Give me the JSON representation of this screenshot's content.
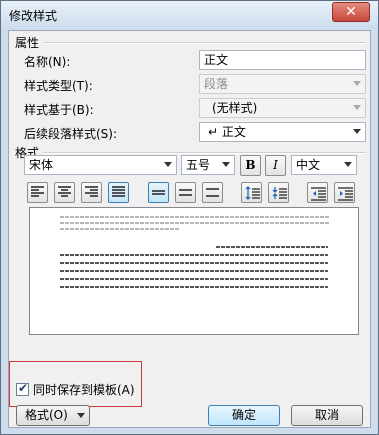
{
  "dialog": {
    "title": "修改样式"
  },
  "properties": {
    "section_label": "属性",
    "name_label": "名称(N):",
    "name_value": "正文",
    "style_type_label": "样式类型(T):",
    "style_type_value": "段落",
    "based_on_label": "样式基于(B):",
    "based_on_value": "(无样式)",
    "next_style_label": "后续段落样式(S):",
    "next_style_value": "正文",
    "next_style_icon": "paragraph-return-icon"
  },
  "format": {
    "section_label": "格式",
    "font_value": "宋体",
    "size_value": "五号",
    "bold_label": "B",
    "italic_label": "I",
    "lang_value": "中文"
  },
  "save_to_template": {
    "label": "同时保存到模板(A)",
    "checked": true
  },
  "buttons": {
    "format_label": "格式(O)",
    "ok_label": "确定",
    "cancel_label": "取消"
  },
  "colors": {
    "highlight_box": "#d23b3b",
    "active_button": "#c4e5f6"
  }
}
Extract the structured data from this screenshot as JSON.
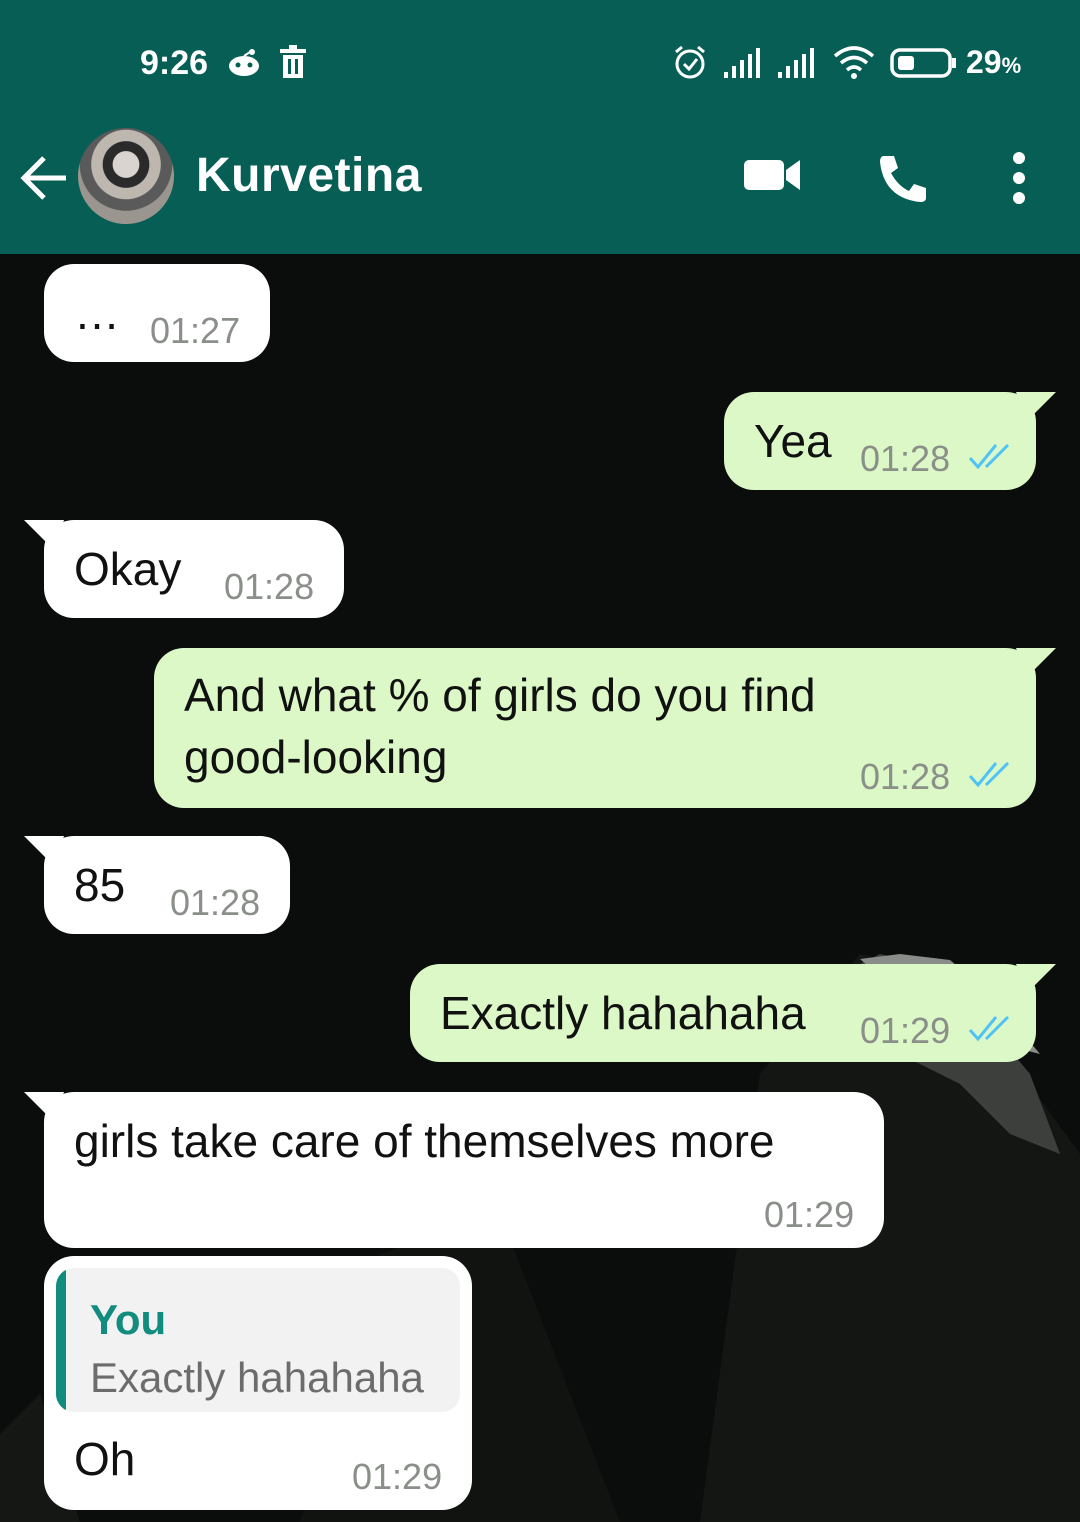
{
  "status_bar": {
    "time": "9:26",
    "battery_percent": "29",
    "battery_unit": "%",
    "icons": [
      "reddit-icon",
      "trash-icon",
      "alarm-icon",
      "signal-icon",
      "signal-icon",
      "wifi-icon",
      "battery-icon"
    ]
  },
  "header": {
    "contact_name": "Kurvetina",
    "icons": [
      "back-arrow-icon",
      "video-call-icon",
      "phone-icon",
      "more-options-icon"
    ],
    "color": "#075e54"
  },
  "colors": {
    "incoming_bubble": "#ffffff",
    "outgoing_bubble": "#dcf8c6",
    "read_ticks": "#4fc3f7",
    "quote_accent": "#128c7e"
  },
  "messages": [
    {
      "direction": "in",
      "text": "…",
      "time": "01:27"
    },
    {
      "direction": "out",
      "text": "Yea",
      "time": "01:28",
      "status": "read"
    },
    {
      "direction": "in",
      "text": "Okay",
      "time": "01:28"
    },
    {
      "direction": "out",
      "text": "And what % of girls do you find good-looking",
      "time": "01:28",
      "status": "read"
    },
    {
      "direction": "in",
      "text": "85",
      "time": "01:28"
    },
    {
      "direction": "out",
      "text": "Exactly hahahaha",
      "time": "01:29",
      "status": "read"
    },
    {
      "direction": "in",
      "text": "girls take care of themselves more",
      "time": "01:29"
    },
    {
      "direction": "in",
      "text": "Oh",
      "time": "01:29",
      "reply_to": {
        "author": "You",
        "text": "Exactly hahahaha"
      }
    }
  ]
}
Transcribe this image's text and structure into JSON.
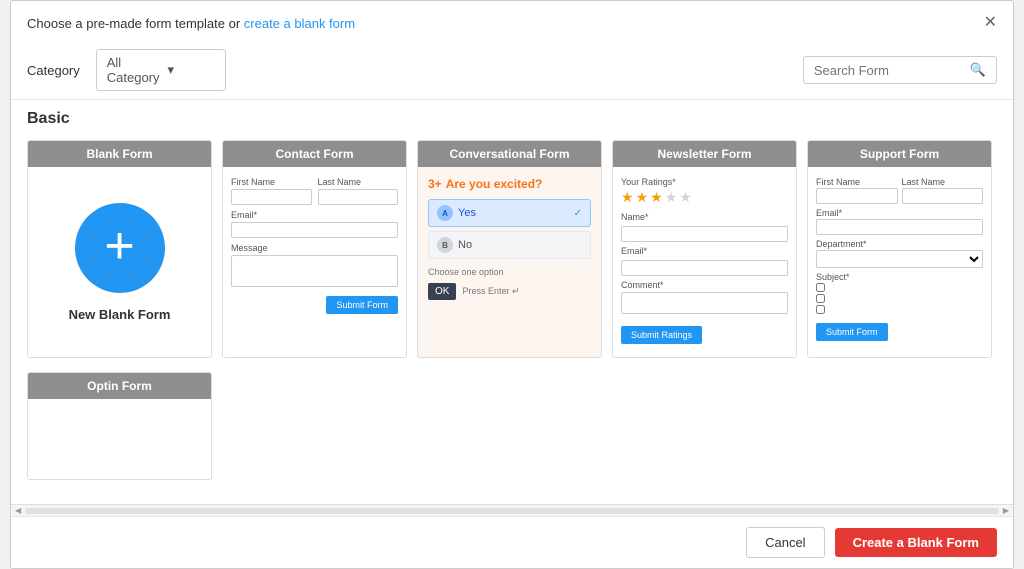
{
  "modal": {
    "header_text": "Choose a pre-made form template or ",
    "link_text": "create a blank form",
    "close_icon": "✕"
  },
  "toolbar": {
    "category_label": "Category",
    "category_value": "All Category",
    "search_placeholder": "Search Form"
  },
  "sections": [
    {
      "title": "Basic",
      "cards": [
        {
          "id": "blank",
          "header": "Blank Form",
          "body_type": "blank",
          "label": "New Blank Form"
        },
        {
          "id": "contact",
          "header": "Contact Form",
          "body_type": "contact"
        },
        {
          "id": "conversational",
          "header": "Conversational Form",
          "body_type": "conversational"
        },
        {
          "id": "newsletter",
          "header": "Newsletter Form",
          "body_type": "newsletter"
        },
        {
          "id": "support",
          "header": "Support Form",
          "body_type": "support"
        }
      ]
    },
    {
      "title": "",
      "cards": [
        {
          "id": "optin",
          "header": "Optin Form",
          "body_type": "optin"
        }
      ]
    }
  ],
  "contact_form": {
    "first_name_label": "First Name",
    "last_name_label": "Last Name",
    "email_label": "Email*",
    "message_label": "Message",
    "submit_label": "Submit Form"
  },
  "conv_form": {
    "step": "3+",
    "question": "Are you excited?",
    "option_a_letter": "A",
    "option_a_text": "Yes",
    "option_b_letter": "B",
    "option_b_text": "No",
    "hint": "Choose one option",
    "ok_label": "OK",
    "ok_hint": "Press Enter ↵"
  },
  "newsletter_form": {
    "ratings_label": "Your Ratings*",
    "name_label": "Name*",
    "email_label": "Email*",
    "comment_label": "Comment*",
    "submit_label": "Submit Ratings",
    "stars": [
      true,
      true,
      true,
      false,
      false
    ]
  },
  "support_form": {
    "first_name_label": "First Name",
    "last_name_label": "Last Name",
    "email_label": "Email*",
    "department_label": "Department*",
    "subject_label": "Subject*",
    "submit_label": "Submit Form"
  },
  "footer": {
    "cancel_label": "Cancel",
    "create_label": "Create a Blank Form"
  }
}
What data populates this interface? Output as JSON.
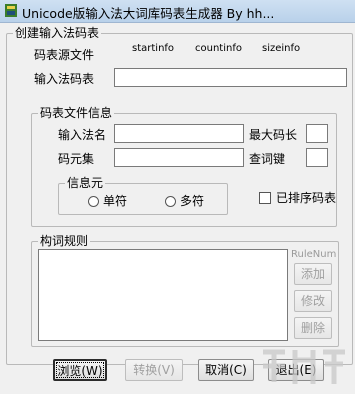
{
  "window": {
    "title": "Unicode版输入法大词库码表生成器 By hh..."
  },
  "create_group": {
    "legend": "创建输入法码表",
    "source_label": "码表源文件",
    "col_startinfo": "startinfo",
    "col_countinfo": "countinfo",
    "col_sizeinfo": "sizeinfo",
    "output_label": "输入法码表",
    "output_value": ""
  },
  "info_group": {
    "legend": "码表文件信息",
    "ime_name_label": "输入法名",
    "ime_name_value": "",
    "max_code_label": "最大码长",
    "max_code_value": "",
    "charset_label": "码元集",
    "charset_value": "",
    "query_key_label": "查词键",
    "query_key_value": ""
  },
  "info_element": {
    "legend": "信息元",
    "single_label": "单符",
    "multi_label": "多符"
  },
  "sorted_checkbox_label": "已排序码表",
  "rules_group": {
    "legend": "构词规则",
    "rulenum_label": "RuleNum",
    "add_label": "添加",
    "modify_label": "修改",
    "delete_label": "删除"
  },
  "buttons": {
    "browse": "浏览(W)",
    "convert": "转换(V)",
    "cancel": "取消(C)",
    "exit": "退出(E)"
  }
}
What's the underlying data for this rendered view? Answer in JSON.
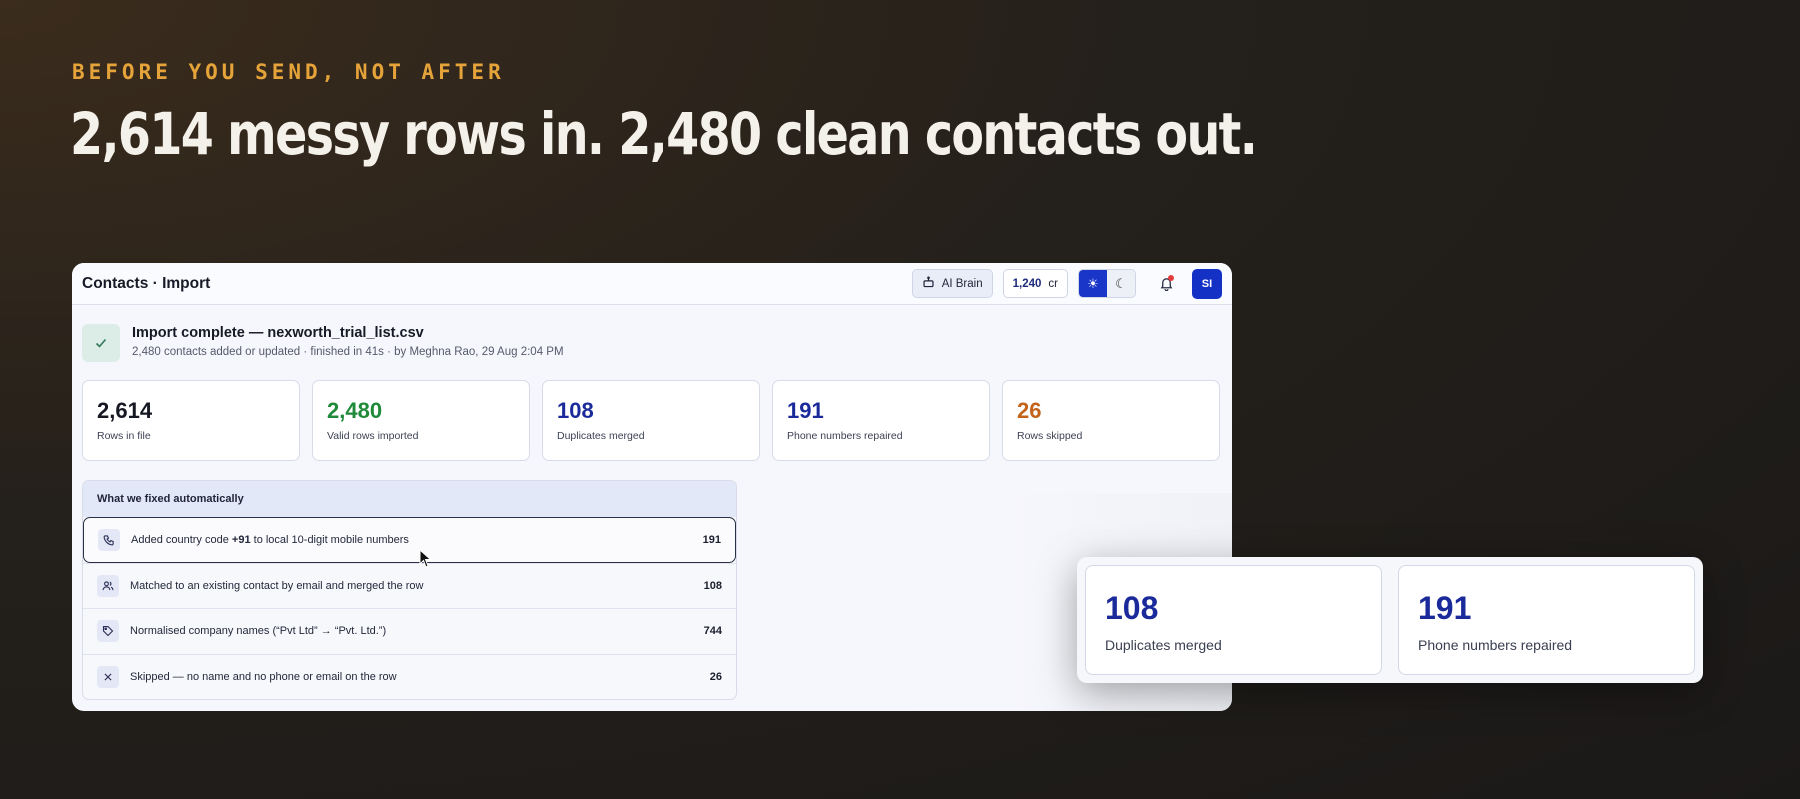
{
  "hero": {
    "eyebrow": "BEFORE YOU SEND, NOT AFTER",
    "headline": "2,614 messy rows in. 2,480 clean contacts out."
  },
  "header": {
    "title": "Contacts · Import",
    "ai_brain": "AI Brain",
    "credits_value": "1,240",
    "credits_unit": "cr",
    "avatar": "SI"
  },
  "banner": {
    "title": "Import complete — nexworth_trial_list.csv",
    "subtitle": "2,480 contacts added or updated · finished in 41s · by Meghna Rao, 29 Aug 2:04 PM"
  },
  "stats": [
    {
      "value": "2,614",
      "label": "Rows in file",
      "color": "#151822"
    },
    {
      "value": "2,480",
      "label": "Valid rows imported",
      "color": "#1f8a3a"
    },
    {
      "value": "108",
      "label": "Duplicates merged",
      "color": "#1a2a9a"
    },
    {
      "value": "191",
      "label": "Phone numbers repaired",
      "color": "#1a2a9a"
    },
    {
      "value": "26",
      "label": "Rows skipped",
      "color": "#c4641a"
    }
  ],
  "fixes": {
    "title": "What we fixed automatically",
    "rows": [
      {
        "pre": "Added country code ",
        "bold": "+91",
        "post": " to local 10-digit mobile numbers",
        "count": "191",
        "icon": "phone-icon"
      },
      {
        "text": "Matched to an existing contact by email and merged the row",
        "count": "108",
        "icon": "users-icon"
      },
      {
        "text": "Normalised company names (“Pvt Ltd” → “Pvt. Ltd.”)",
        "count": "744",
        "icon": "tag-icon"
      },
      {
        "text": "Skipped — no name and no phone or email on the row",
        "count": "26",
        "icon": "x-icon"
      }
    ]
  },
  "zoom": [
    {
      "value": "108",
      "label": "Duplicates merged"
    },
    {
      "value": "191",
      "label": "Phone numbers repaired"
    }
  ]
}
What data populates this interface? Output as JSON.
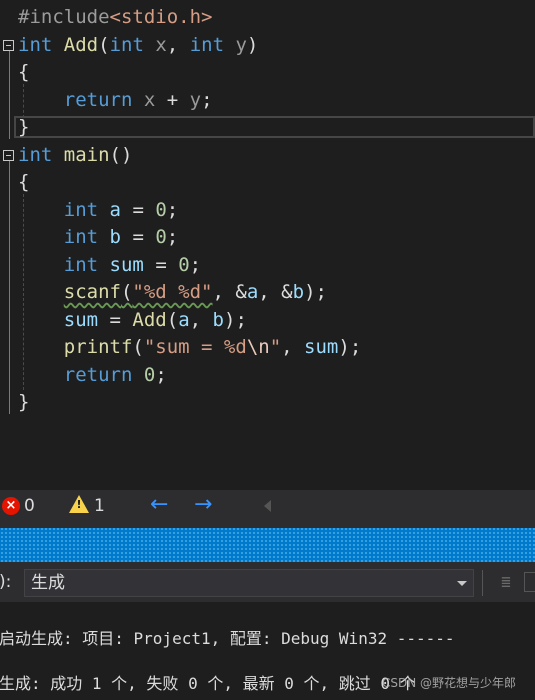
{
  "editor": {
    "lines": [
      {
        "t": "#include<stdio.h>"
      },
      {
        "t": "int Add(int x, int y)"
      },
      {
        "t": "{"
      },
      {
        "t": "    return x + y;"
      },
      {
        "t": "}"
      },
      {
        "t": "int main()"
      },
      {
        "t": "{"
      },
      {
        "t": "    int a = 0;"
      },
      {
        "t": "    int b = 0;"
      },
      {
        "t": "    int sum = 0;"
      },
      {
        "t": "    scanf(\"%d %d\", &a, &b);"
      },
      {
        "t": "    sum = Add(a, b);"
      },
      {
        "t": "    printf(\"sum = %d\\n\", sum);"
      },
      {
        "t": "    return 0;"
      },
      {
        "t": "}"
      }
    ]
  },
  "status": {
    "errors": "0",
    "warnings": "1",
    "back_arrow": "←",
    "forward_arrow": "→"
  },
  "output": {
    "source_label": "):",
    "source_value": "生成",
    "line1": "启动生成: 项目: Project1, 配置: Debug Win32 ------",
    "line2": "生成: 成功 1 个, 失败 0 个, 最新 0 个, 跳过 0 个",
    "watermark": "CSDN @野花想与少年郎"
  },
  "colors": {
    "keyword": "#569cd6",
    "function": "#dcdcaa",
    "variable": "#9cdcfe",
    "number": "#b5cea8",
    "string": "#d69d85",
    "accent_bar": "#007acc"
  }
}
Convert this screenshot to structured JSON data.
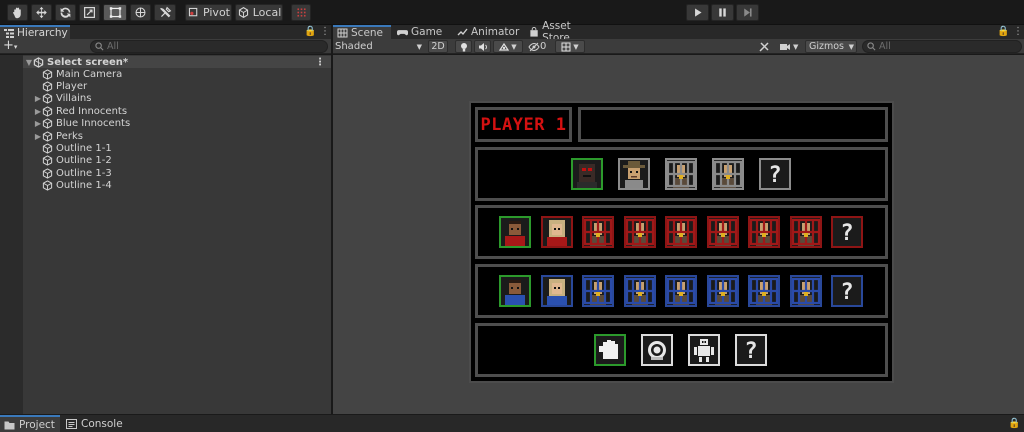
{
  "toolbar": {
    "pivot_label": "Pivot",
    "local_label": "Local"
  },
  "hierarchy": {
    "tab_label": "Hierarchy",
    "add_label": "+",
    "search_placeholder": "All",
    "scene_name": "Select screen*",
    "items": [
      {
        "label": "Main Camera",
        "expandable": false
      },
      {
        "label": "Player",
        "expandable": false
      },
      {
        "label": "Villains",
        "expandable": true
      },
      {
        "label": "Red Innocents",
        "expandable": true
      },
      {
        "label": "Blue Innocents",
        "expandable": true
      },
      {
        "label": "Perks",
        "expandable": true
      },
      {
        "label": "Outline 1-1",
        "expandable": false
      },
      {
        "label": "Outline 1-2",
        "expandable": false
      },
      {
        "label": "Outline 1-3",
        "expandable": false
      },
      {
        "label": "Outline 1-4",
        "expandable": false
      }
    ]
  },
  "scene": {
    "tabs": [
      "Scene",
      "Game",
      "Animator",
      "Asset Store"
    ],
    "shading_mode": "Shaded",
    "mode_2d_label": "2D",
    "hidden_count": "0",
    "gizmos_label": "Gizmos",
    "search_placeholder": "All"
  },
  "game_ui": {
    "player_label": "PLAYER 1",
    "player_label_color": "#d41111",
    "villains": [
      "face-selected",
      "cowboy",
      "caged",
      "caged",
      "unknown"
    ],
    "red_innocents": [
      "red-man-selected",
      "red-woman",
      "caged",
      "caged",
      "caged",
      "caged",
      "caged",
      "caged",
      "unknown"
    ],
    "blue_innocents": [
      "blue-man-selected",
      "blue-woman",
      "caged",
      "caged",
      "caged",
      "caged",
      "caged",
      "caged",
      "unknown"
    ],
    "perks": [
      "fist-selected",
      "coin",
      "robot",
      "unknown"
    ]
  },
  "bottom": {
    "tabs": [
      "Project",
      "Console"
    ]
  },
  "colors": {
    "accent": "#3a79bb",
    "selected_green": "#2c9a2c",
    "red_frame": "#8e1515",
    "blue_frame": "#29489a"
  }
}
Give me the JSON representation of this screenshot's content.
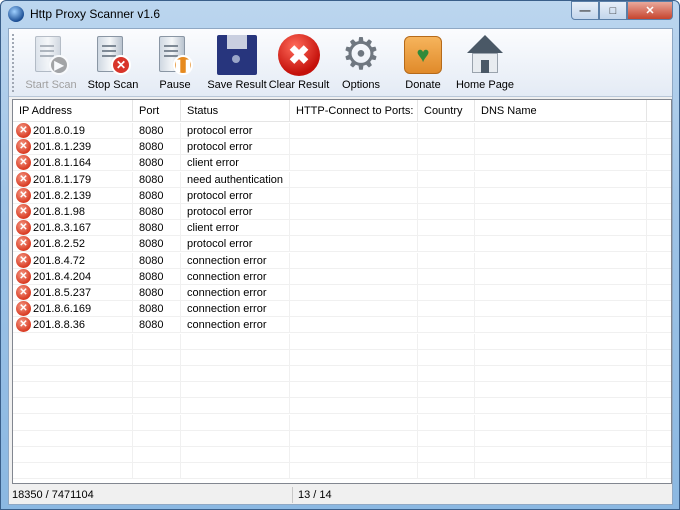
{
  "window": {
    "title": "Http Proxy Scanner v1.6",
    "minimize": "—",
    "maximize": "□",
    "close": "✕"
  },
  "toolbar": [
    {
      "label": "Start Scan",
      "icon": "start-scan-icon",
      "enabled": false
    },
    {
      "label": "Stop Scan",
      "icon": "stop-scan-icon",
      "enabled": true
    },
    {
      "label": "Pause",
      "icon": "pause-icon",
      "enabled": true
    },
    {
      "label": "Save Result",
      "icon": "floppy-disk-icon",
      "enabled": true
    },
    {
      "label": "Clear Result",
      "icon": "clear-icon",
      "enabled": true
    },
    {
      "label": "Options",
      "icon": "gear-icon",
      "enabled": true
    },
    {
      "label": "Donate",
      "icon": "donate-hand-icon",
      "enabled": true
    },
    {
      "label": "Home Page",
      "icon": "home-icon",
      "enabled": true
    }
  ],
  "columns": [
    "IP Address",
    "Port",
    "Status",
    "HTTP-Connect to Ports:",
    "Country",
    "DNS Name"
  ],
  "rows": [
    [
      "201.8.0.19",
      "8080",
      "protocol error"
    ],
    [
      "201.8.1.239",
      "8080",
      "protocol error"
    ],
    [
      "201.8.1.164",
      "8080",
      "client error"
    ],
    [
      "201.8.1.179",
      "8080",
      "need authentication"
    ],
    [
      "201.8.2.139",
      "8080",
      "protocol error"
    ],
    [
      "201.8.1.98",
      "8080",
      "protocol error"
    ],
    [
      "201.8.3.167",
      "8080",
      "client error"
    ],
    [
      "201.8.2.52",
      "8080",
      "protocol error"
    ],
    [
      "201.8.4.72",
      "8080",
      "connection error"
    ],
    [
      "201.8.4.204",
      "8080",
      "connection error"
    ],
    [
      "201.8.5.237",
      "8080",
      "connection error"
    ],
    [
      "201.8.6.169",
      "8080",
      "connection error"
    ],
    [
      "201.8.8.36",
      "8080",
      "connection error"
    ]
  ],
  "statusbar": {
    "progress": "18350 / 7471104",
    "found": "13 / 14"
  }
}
○ ○ ○ ○ ○ ○ ○
## PROBLEM REQUIREMENTS
Examine the records and report how many lines contain the string "Duplicates". Only the number should be given.

## TASK RESPONSE
2